[Stored records]
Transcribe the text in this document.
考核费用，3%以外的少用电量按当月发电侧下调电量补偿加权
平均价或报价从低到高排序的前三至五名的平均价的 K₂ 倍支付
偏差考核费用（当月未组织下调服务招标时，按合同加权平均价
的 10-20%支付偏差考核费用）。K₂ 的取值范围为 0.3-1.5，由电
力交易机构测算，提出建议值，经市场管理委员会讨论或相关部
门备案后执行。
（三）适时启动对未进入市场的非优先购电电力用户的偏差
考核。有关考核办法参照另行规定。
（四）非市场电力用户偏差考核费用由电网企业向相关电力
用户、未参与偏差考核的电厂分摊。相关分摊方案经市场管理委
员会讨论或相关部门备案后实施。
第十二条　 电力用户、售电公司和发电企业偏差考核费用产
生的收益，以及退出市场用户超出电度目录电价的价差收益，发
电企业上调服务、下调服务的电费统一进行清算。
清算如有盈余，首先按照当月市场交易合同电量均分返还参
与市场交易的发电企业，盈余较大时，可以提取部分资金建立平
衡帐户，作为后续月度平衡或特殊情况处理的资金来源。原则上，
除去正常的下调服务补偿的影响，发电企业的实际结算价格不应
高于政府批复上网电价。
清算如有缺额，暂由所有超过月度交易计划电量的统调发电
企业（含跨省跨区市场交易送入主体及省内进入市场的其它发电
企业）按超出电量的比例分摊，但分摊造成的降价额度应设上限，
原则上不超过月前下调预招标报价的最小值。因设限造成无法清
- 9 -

▶ **EXERCISE DESCRIPTION**
Copy out each record from above, exactly.

▶ **CORRECT ANSWER**
Transcribe the text in this document.
考核费用，3%以外的少用电量按当月发电侧下调电量补偿加权
平均价或报价从低到高排序的前三至五名的平均价的 K₂ 倍支付
偏差考核费用（当月未组织下调服务招标时，按合同加权平均价
的 10-20%支付偏差考核费用）。K₂ 的取值范围为 0.3-1.5，由电
力交易机构测算，提出建议值，经市场管理委员会讨论或相关部
门备案后执行。
（三）适时启动对未进入市场的非优先购电电力用户的偏差
考核。有关考核办法参照另行规定。
（四）非市场电力用户偏差考核费用由电网企业向相关电力
用户、未参与偏差考核的电厂分摊。相关分摊方案经市场管理委
员会讨论或相关部门备案后实施。
第十二条　 电力用户、售电公司和发电企业偏差考核费用产
生的收益，以及退出市场用户超出电度目录电价的价差收益，发
电企业上调服务、下调服务的电费统一进行清算。
清算如有盈余，首先按照当月市场交易合同电量均分返还参
与市场交易的发电企业，盈余较大时，可以提取部分资金建立平
衡帐户，作为后续月度平衡或特殊情况处理的资金来源。原则上，
除去正常的下调服务补偿的影响，发电企业的实际结算价格不应
高于政府批复上网电价。
清算如有缺额，暂由所有超过月度交易计划电量的统调发电
企业（含跨省跨区市场交易送入主体及省内进入市场的其它发电
企业）按超出电量的比例分摊，但分摊造成的降价额度应设上限，
原则上不超过月前下调预招标报价的最小值。因设限造成无法清
- 9 -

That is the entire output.